WHAT YOU WILL DO = Identify and copy all lines of the material where the string "Sizechart" is found.

Figure dataset records =
━━━━
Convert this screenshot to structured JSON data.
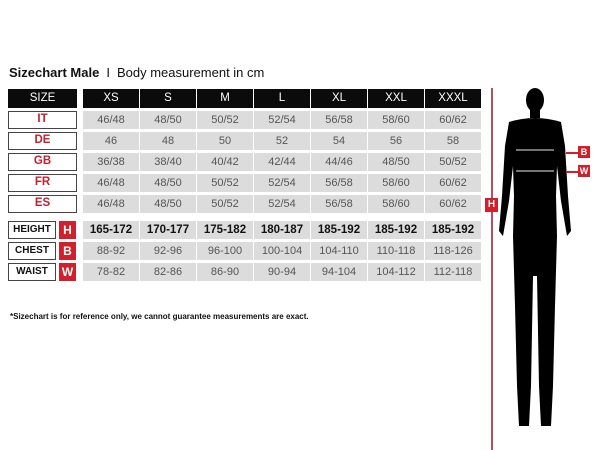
{
  "title": {
    "bold": "Sizechart Male",
    "separator": "I",
    "subtitle": "Body measurement in cm"
  },
  "header": {
    "size_label": "SIZE",
    "sizes": [
      "XS",
      "S",
      "M",
      "L",
      "XL",
      "XXL",
      "XXXL"
    ]
  },
  "regions": [
    {
      "label": "IT",
      "values": [
        "46/48",
        "48/50",
        "50/52",
        "52/54",
        "56/58",
        "58/60",
        "60/62"
      ]
    },
    {
      "label": "DE",
      "values": [
        "46",
        "48",
        "50",
        "52",
        "54",
        "56",
        "58"
      ]
    },
    {
      "label": "GB",
      "values": [
        "36/38",
        "38/40",
        "40/42",
        "42/44",
        "44/46",
        "48/50",
        "50/52"
      ]
    },
    {
      "label": "FR",
      "values": [
        "46/48",
        "48/50",
        "50/52",
        "52/54",
        "56/58",
        "58/60",
        "60/62"
      ]
    },
    {
      "label": "ES",
      "values": [
        "46/48",
        "48/50",
        "50/52",
        "52/54",
        "56/58",
        "58/60",
        "60/62"
      ]
    }
  ],
  "measurements": [
    {
      "label": "HEIGHT",
      "badge": "H",
      "values": [
        "165-172",
        "170-177",
        "175-182",
        "180-187",
        "185-192",
        "185-192",
        "185-192"
      ]
    },
    {
      "label": "CHEST",
      "badge": "B",
      "values": [
        "88-92",
        "92-96",
        "96-100",
        "100-104",
        "104-110",
        "110-118",
        "118-126"
      ]
    },
    {
      "label": "WAIST",
      "badge": "W",
      "values": [
        "78-82",
        "82-86",
        "86-90",
        "90-94",
        "94-104",
        "104-112",
        "112-118"
      ]
    }
  ],
  "figure": {
    "height_badge": "H",
    "chest_badge": "B",
    "waist_badge": "W"
  },
  "footnote": "*Sizechart is for reference only, we cannot guarantee measurements are exact.",
  "colors": {
    "accent": "#d0202c",
    "header": "#0b0b0b",
    "cell": "#dcdcdc"
  }
}
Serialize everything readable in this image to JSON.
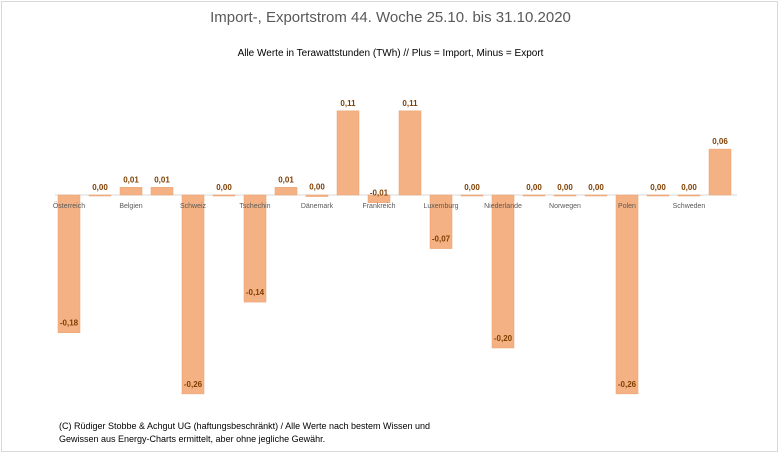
{
  "colors": {
    "bar": "#f4b183",
    "bar_edge": "#eba06c",
    "label": "#7f3f00",
    "axis": "#d9d9d9"
  },
  "chart_data": {
    "type": "bar",
    "title": "Import-, Exportstrom 44. Woche 25.10. bis 31.10.2020",
    "subtitle": "Alle Werte in Terawattstunden (TWh) // Plus = Import, Minus = Export",
    "categories": [
      "Österreich",
      "Belgien",
      "Schweiz",
      "Tschechin",
      "Dänemark",
      "Frankreich",
      "Luxemburg",
      "Niederlande",
      "Norwegen",
      "Polen",
      "Schweden"
    ],
    "series": [
      {
        "values": [
          -0.18,
          0.01,
          -0.26,
          -0.14,
          -0.002,
          -0.01,
          -0.07,
          -0.2,
          0.0,
          -0.26,
          0.0
        ]
      },
      {
        "values": [
          0.0,
          0.01,
          0.0,
          0.01,
          0.11,
          0.11,
          0.0,
          0.0,
          0.0,
          0.0,
          0.06
        ]
      }
    ],
    "labels": [
      [
        "-0,18",
        "0,01",
        "-0,26",
        "-0,14",
        "0,00",
        "-0,01",
        "-0,07",
        "-0,20",
        "0,00",
        "-0,26",
        "0,00"
      ],
      [
        "0,00",
        "0,01",
        "0,00",
        "0,01",
        "0,11",
        "0,11",
        "0,00",
        "0,00",
        "0,00",
        "0,00",
        "0,06"
      ]
    ],
    "ylim": [
      -0.27,
      0.12
    ],
    "grid": false,
    "legend": "none"
  },
  "footnote": {
    "line1": "(C) Rüdiger Stobbe & Achgut UG (haftungsbeschränkt) / Alle Werte nach bestem Wissen und",
    "line2": "Gewissen aus Energy-Charts ermittelt, aber ohne jegliche Gewähr."
  }
}
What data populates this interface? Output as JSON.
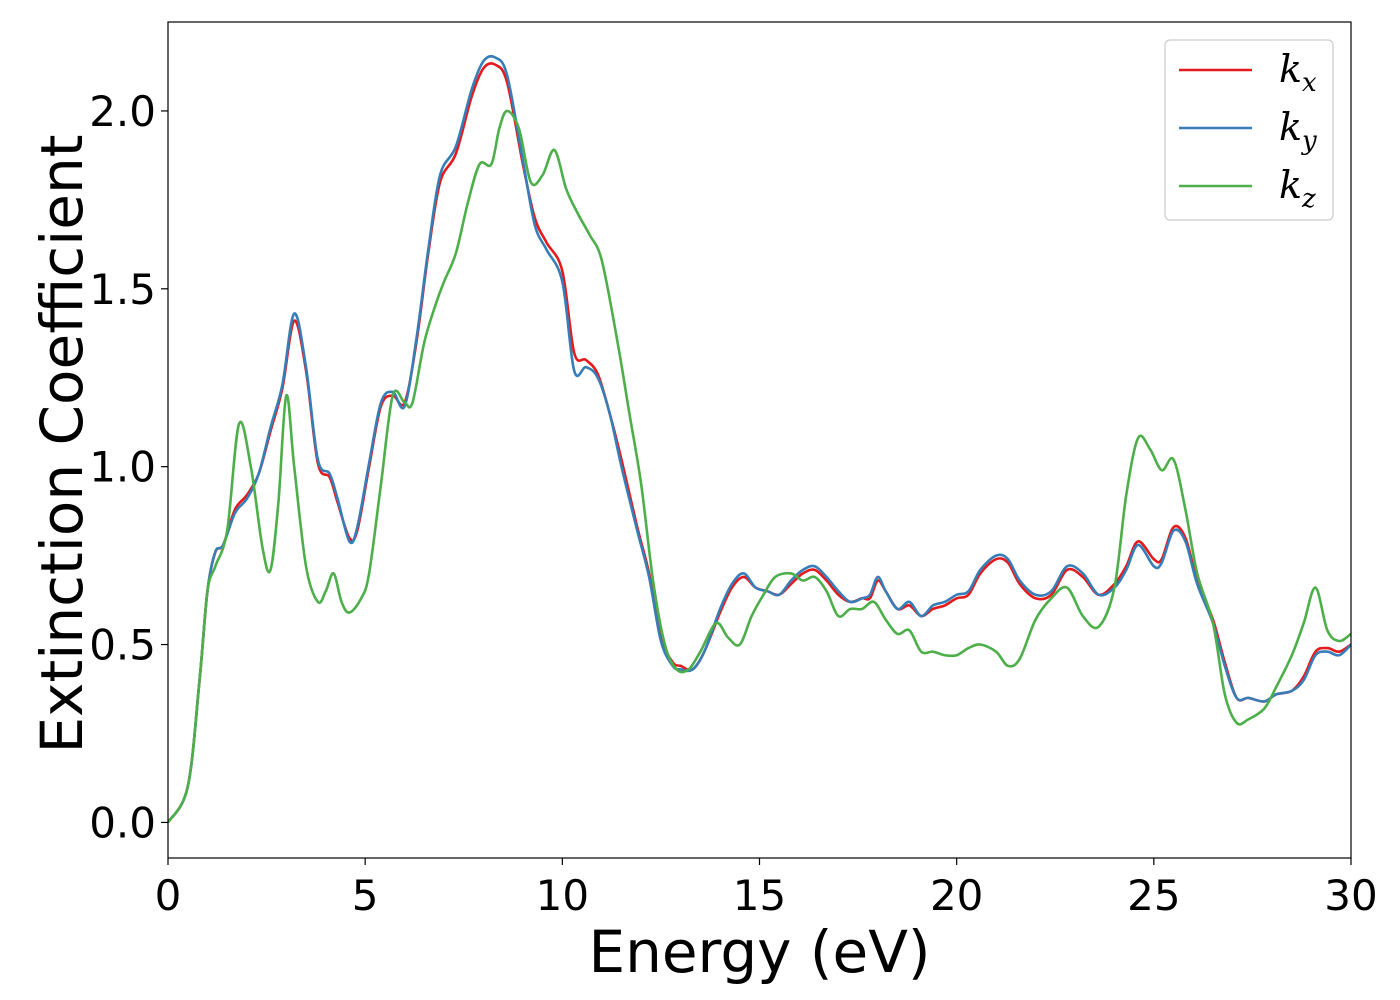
{
  "chart_data": {
    "type": "line",
    "title": "",
    "xlabel": "Energy (eV)",
    "ylabel": "Extinction Coefficient",
    "xlim": [
      0,
      30
    ],
    "ylim": [
      -0.1,
      2.25
    ],
    "xticks": [
      0,
      5,
      10,
      15,
      20,
      25,
      30
    ],
    "yticks": [
      0.0,
      0.5,
      1.0,
      1.5,
      2.0
    ],
    "xtick_labels": [
      "0",
      "5",
      "10",
      "15",
      "20",
      "25",
      "30"
    ],
    "ytick_labels": [
      "0.0",
      "0.5",
      "1.0",
      "1.5",
      "2.0"
    ],
    "grid": false,
    "legend_position": "top-right",
    "series": [
      {
        "name": "k_x",
        "label_base": "k",
        "label_sub": "x",
        "color": "#e41a1c",
        "x": [
          0,
          0.5,
          0.8,
          1.0,
          1.2,
          1.4,
          1.7,
          2.0,
          2.3,
          2.6,
          2.9,
          3.2,
          3.5,
          3.8,
          4.1,
          4.3,
          4.6,
          4.8,
          5.1,
          5.4,
          5.7,
          6.0,
          6.3,
          6.6,
          6.9,
          7.3,
          7.7,
          8.0,
          8.3,
          8.6,
          9.0,
          9.3,
          9.6,
          10.0,
          10.3,
          10.6,
          10.9,
          11.2,
          11.5,
          11.9,
          12.2,
          12.5,
          12.8,
          13.0,
          13.3,
          13.6,
          14.0,
          14.3,
          14.6,
          14.9,
          15.2,
          15.5,
          15.8,
          16.1,
          16.4,
          16.7,
          17.0,
          17.3,
          17.6,
          17.8,
          18.0,
          18.2,
          18.5,
          18.8,
          19.1,
          19.4,
          19.7,
          20.0,
          20.3,
          20.6,
          21.0,
          21.3,
          21.6,
          22.0,
          22.4,
          22.8,
          23.2,
          23.6,
          24.0,
          24.3,
          24.6,
          25.0,
          25.2,
          25.5,
          25.8,
          26.1,
          26.5,
          26.8,
          27.1,
          27.4,
          27.8,
          28.1,
          28.5,
          28.8,
          29.1,
          29.4,
          29.7,
          30.0
        ],
        "y": [
          0,
          0.1,
          0.4,
          0.65,
          0.76,
          0.78,
          0.88,
          0.92,
          0.98,
          1.1,
          1.22,
          1.41,
          1.27,
          1.01,
          0.97,
          0.9,
          0.8,
          0.82,
          1.0,
          1.17,
          1.2,
          1.18,
          1.35,
          1.6,
          1.8,
          1.88,
          2.04,
          2.12,
          2.13,
          2.08,
          1.85,
          1.7,
          1.63,
          1.55,
          1.32,
          1.3,
          1.26,
          1.15,
          1.02,
          0.83,
          0.7,
          0.52,
          0.45,
          0.44,
          0.43,
          0.48,
          0.59,
          0.66,
          0.69,
          0.66,
          0.65,
          0.64,
          0.67,
          0.7,
          0.71,
          0.68,
          0.64,
          0.62,
          0.63,
          0.63,
          0.68,
          0.65,
          0.6,
          0.61,
          0.58,
          0.6,
          0.61,
          0.63,
          0.64,
          0.7,
          0.74,
          0.73,
          0.67,
          0.63,
          0.64,
          0.71,
          0.69,
          0.64,
          0.67,
          0.72,
          0.79,
          0.74,
          0.74,
          0.83,
          0.8,
          0.68,
          0.57,
          0.45,
          0.35,
          0.35,
          0.34,
          0.36,
          0.37,
          0.41,
          0.48,
          0.49,
          0.48,
          0.5
        ]
      },
      {
        "name": "k_y",
        "label_base": "k",
        "label_sub": "y",
        "color": "#377eb8",
        "x": [
          0,
          0.5,
          0.8,
          1.0,
          1.2,
          1.4,
          1.7,
          2.0,
          2.3,
          2.6,
          2.9,
          3.2,
          3.5,
          3.8,
          4.1,
          4.3,
          4.6,
          4.8,
          5.1,
          5.4,
          5.7,
          6.0,
          6.3,
          6.6,
          6.9,
          7.3,
          7.7,
          8.0,
          8.3,
          8.6,
          9.0,
          9.3,
          9.6,
          10.0,
          10.3,
          10.6,
          10.9,
          11.2,
          11.5,
          11.9,
          12.2,
          12.5,
          12.8,
          13.0,
          13.3,
          13.6,
          14.0,
          14.3,
          14.6,
          14.9,
          15.2,
          15.5,
          15.8,
          16.1,
          16.4,
          16.7,
          17.0,
          17.3,
          17.6,
          17.8,
          18.0,
          18.2,
          18.5,
          18.8,
          19.1,
          19.4,
          19.7,
          20.0,
          20.3,
          20.6,
          21.0,
          21.3,
          21.6,
          22.0,
          22.4,
          22.8,
          23.2,
          23.6,
          24.0,
          24.3,
          24.6,
          25.0,
          25.2,
          25.5,
          25.8,
          26.1,
          26.5,
          26.8,
          27.1,
          27.4,
          27.8,
          28.1,
          28.5,
          28.8,
          29.1,
          29.4,
          29.7,
          30.0
        ],
        "y": [
          0,
          0.1,
          0.4,
          0.65,
          0.76,
          0.78,
          0.87,
          0.91,
          0.98,
          1.11,
          1.23,
          1.43,
          1.28,
          1.02,
          0.98,
          0.91,
          0.79,
          0.83,
          1.01,
          1.18,
          1.21,
          1.17,
          1.36,
          1.61,
          1.82,
          1.9,
          2.06,
          2.14,
          2.15,
          2.1,
          1.86,
          1.68,
          1.61,
          1.52,
          1.27,
          1.28,
          1.25,
          1.15,
          1.0,
          0.82,
          0.69,
          0.51,
          0.44,
          0.43,
          0.43,
          0.48,
          0.6,
          0.67,
          0.7,
          0.66,
          0.65,
          0.64,
          0.68,
          0.71,
          0.72,
          0.69,
          0.65,
          0.62,
          0.63,
          0.64,
          0.69,
          0.65,
          0.6,
          0.62,
          0.58,
          0.61,
          0.62,
          0.64,
          0.65,
          0.71,
          0.75,
          0.74,
          0.68,
          0.64,
          0.65,
          0.72,
          0.7,
          0.64,
          0.66,
          0.71,
          0.78,
          0.72,
          0.73,
          0.82,
          0.79,
          0.67,
          0.56,
          0.44,
          0.35,
          0.35,
          0.34,
          0.36,
          0.37,
          0.4,
          0.47,
          0.48,
          0.47,
          0.5
        ]
      },
      {
        "name": "k_z",
        "label_base": "k",
        "label_sub": "z",
        "color": "#4daf4a",
        "x": [
          0,
          0.5,
          0.8,
          1.0,
          1.2,
          1.5,
          1.8,
          2.1,
          2.4,
          2.6,
          2.8,
          3.0,
          3.2,
          3.5,
          3.8,
          4.0,
          4.2,
          4.4,
          4.6,
          4.9,
          5.1,
          5.4,
          5.7,
          6.0,
          6.2,
          6.5,
          6.8,
          7.0,
          7.3,
          7.6,
          7.9,
          8.2,
          8.4,
          8.6,
          8.9,
          9.2,
          9.5,
          9.8,
          10.1,
          10.4,
          10.7,
          11.0,
          11.4,
          11.7,
          12.0,
          12.3,
          12.6,
          12.9,
          13.2,
          13.5,
          13.9,
          14.2,
          14.5,
          14.8,
          15.1,
          15.4,
          15.8,
          16.1,
          16.4,
          16.7,
          17.0,
          17.3,
          17.6,
          17.9,
          18.2,
          18.5,
          18.8,
          19.1,
          19.4,
          19.7,
          20.0,
          20.3,
          20.6,
          21.0,
          21.3,
          21.6,
          22.0,
          22.4,
          22.8,
          23.2,
          23.6,
          24.0,
          24.3,
          24.6,
          24.9,
          25.2,
          25.5,
          25.8,
          26.1,
          26.5,
          26.8,
          27.1,
          27.4,
          27.8,
          28.1,
          28.5,
          28.8,
          29.1,
          29.4,
          29.7,
          30.0
        ],
        "y": [
          0,
          0.1,
          0.4,
          0.65,
          0.72,
          0.82,
          1.12,
          1.0,
          0.77,
          0.71,
          0.9,
          1.2,
          1.0,
          0.72,
          0.62,
          0.65,
          0.7,
          0.62,
          0.59,
          0.63,
          0.7,
          0.95,
          1.2,
          1.18,
          1.18,
          1.35,
          1.46,
          1.52,
          1.6,
          1.74,
          1.85,
          1.85,
          1.95,
          2.0,
          1.95,
          1.8,
          1.82,
          1.89,
          1.78,
          1.71,
          1.65,
          1.58,
          1.35,
          1.15,
          0.95,
          0.68,
          0.5,
          0.43,
          0.43,
          0.48,
          0.56,
          0.52,
          0.5,
          0.58,
          0.64,
          0.69,
          0.7,
          0.68,
          0.69,
          0.65,
          0.58,
          0.6,
          0.6,
          0.62,
          0.57,
          0.53,
          0.54,
          0.48,
          0.48,
          0.47,
          0.47,
          0.49,
          0.5,
          0.48,
          0.44,
          0.46,
          0.57,
          0.63,
          0.66,
          0.58,
          0.55,
          0.66,
          0.92,
          1.08,
          1.05,
          0.99,
          1.02,
          0.88,
          0.7,
          0.56,
          0.36,
          0.28,
          0.29,
          0.32,
          0.38,
          0.47,
          0.56,
          0.66,
          0.54,
          0.51,
          0.53
        ]
      }
    ]
  }
}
━━━━
TASK SOLUTION =
    "bold": "Sizechart Male",
  "footnote": "*Sizechart is for reference only, we cannot guarantee measurements are exact.",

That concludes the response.